# Input for this task

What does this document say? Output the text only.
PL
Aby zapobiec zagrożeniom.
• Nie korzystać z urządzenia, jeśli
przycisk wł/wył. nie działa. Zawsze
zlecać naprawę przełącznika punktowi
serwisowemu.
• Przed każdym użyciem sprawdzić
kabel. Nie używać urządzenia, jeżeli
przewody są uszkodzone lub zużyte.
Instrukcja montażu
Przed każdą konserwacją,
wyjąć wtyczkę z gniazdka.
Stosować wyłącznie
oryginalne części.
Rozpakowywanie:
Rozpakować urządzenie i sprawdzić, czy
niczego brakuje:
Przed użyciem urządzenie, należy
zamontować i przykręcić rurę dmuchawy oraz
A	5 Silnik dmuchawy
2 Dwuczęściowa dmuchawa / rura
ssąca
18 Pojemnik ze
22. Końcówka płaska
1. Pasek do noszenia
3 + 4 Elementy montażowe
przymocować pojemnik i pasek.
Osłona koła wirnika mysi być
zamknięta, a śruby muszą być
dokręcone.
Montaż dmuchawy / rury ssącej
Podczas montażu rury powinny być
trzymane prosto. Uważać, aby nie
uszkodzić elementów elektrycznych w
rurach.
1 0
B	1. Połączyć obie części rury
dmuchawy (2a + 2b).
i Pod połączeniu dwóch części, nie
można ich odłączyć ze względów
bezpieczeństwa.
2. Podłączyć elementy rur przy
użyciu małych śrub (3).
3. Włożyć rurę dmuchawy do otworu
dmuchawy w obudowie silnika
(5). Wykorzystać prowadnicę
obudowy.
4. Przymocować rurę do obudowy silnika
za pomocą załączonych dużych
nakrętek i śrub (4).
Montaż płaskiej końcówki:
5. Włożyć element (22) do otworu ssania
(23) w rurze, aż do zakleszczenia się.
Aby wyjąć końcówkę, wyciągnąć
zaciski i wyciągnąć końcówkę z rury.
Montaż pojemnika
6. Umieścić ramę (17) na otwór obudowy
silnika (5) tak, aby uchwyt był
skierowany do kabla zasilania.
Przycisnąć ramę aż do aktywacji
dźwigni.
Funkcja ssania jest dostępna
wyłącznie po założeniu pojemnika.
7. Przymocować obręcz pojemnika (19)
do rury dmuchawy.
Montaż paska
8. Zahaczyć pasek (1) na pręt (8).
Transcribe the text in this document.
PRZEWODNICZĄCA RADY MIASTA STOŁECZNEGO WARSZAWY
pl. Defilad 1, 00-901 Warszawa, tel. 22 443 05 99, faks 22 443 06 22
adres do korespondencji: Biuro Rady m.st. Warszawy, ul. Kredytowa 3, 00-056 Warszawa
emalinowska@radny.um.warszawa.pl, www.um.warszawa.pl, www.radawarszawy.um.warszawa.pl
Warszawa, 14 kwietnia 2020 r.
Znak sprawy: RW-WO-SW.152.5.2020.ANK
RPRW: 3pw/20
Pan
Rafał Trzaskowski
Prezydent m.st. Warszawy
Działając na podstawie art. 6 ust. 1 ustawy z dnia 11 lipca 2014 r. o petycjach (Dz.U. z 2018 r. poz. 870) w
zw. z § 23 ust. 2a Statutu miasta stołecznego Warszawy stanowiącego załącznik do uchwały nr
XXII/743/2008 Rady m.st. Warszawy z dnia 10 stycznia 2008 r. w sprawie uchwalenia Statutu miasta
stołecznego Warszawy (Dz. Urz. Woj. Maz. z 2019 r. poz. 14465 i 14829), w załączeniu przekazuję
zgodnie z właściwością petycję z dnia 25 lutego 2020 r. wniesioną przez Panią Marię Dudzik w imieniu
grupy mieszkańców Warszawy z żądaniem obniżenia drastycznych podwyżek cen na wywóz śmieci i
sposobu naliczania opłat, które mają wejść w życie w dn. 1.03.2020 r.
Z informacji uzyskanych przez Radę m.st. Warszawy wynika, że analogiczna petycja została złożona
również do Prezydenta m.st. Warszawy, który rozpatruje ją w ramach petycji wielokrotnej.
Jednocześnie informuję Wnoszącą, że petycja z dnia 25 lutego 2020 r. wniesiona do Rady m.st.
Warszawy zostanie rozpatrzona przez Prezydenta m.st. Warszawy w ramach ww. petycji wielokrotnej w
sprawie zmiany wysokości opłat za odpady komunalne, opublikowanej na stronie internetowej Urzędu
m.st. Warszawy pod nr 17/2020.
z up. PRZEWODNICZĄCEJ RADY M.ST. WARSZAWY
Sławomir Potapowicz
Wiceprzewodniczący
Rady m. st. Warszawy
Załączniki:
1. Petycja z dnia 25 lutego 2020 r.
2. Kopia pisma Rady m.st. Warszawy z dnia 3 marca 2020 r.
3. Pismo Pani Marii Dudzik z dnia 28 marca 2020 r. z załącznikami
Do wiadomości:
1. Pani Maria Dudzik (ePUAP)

# What needs to be done
All of the material above needs to be copied exactly.

# Exercise response
What does this document say? Output the text only.
PL
Aby zapobiec zagrożeniom.
• Nie korzystać z urządzenia, jeśli
przycisk wł/wył. nie działa. Zawsze
zlecać naprawę przełącznika punktowi
serwisowemu.
• Przed każdym użyciem sprawdzić
kabel. Nie używać urządzenia, jeżeli
przewody są uszkodzone lub zużyte.
Instrukcja montażu
Przed każdą konserwacją,
wyjąć wtyczkę z gniazdka.
Stosować wyłącznie
oryginalne części.
Rozpakowywanie:
Rozpakować urządzenie i sprawdzić, czy
niczego brakuje:
Przed użyciem urządzenie, należy
zamontować i przykręcić rurę dmuchawy oraz
A	5 Silnik dmuchawy
2 Dwuczęściowa dmuchawa / rura
ssąca
18 Pojemnik ze
22. Końcówka płaska
1. Pasek do noszenia
3 + 4 Elementy montażowe
przymocować pojemnik i pasek.
Osłona koła wirnika mysi być
zamknięta, a śruby muszą być
dokręcone.
Montaż dmuchawy / rury ssącej
Podczas montażu rury powinny być
trzymane prosto. Uważać, aby nie
uszkodzić elementów elektrycznych w
rurach.
1 0
B	1. Połączyć obie części rury
dmuchawy (2a + 2b).
i Pod połączeniu dwóch części, nie
można ich odłączyć ze względów
bezpieczeństwa.
2. Podłączyć elementy rur przy
użyciu małych śrub (3).
3. Włożyć rurę dmuchawy do otworu
dmuchawy w obudowie silnika
(5). Wykorzystać prowadnicę
obudowy.
4. Przymocować rurę do obudowy silnika
za pomocą załączonych dużych
nakrętek i śrub (4).
Montaż płaskiej końcówki:
5. Włożyć element (22) do otworu ssania
(23) w rurze, aż do zakleszczenia się.
Aby wyjąć końcówkę, wyciągnąć
zaciski i wyciągnąć końcówkę z rury.
Montaż pojemnika
6. Umieścić ramę (17) na otwór obudowy
silnika (5) tak, aby uchwyt był
skierowany do kabla zasilania.
Przycisnąć ramę aż do aktywacji
dźwigni.
Funkcja ssania jest dostępna
wyłącznie po założeniu pojemnika.
7. Przymocować obręcz pojemnika (19)
do rury dmuchawy.
Montaż paska
8. Zahaczyć pasek (1) na pręt (8).
Transcribe the text in this document.
PRZEWODNICZĄCA RADY MIASTA STOŁECZNEGO WARSZAWY
pl. Defilad 1, 00-901 Warszawa, tel. 22 443 05 99, faks 22 443 06 22
adres do korespondencji: Biuro Rady m.st. Warszawy, ul. Kredytowa 3, 00-056 Warszawa
emalinowska@radny.um.warszawa.pl, www.um.warszawa.pl, www.radawarszawy.um.warszawa.pl
Warszawa, 14 kwietnia 2020 r.
Znak sprawy: RW-WO-SW.152.5.2020.ANK
RPRW: 3pw/20
Pan
Rafał Trzaskowski
Prezydent m.st. Warszawy
Działając na podstawie art. 6 ust. 1 ustawy z dnia 11 lipca 2014 r. o petycjach (Dz.U. z 2018 r. poz. 870) w
zw. z § 23 ust. 2a Statutu miasta stołecznego Warszawy stanowiącego załącznik do uchwały nr
XXII/743/2008 Rady m.st. Warszawy z dnia 10 stycznia 2008 r. w sprawie uchwalenia Statutu miasta
stołecznego Warszawy (Dz. Urz. Woj. Maz. z 2019 r. poz. 14465 i 14829), w załączeniu przekazuję
zgodnie z właściwością petycję z dnia 25 lutego 2020 r. wniesioną przez Panią Marię Dudzik w imieniu
grupy mieszkańców Warszawy z żądaniem obniżenia drastycznych podwyżek cen na wywóz śmieci i
sposobu naliczania opłat, które mają wejść w życie w dn. 1.03.2020 r.
Z informacji uzyskanych przez Radę m.st. Warszawy wynika, że analogiczna petycja została złożona
również do Prezydenta m.st. Warszawy, który rozpatruje ją w ramach petycji wielokrotnej.
Jednocześnie informuję Wnoszącą, że petycja z dnia 25 lutego 2020 r. wniesiona do Rady m.st.
Warszawy zostanie rozpatrzona przez Prezydenta m.st. Warszawy w ramach ww. petycji wielokrotnej w
sprawie zmiany wysokości opłat za odpady komunalne, opublikowanej na stronie internetowej Urzędu
m.st. Warszawy pod nr 17/2020.
z up. PRZEWODNICZĄCEJ RADY M.ST. WARSZAWY
Sławomir Potapowicz
Wiceprzewodniczący
Rady m. st. Warszawy
Załączniki:
1. Petycja z dnia 25 lutego 2020 r.
2. Kopia pisma Rady m.st. Warszawy z dnia 3 marca 2020 r.
3. Pismo Pani Marii Dudzik z dnia 28 marca 2020 r. z załącznikami
Do wiadomości:
1. Pani Maria Dudzik (ePUAP)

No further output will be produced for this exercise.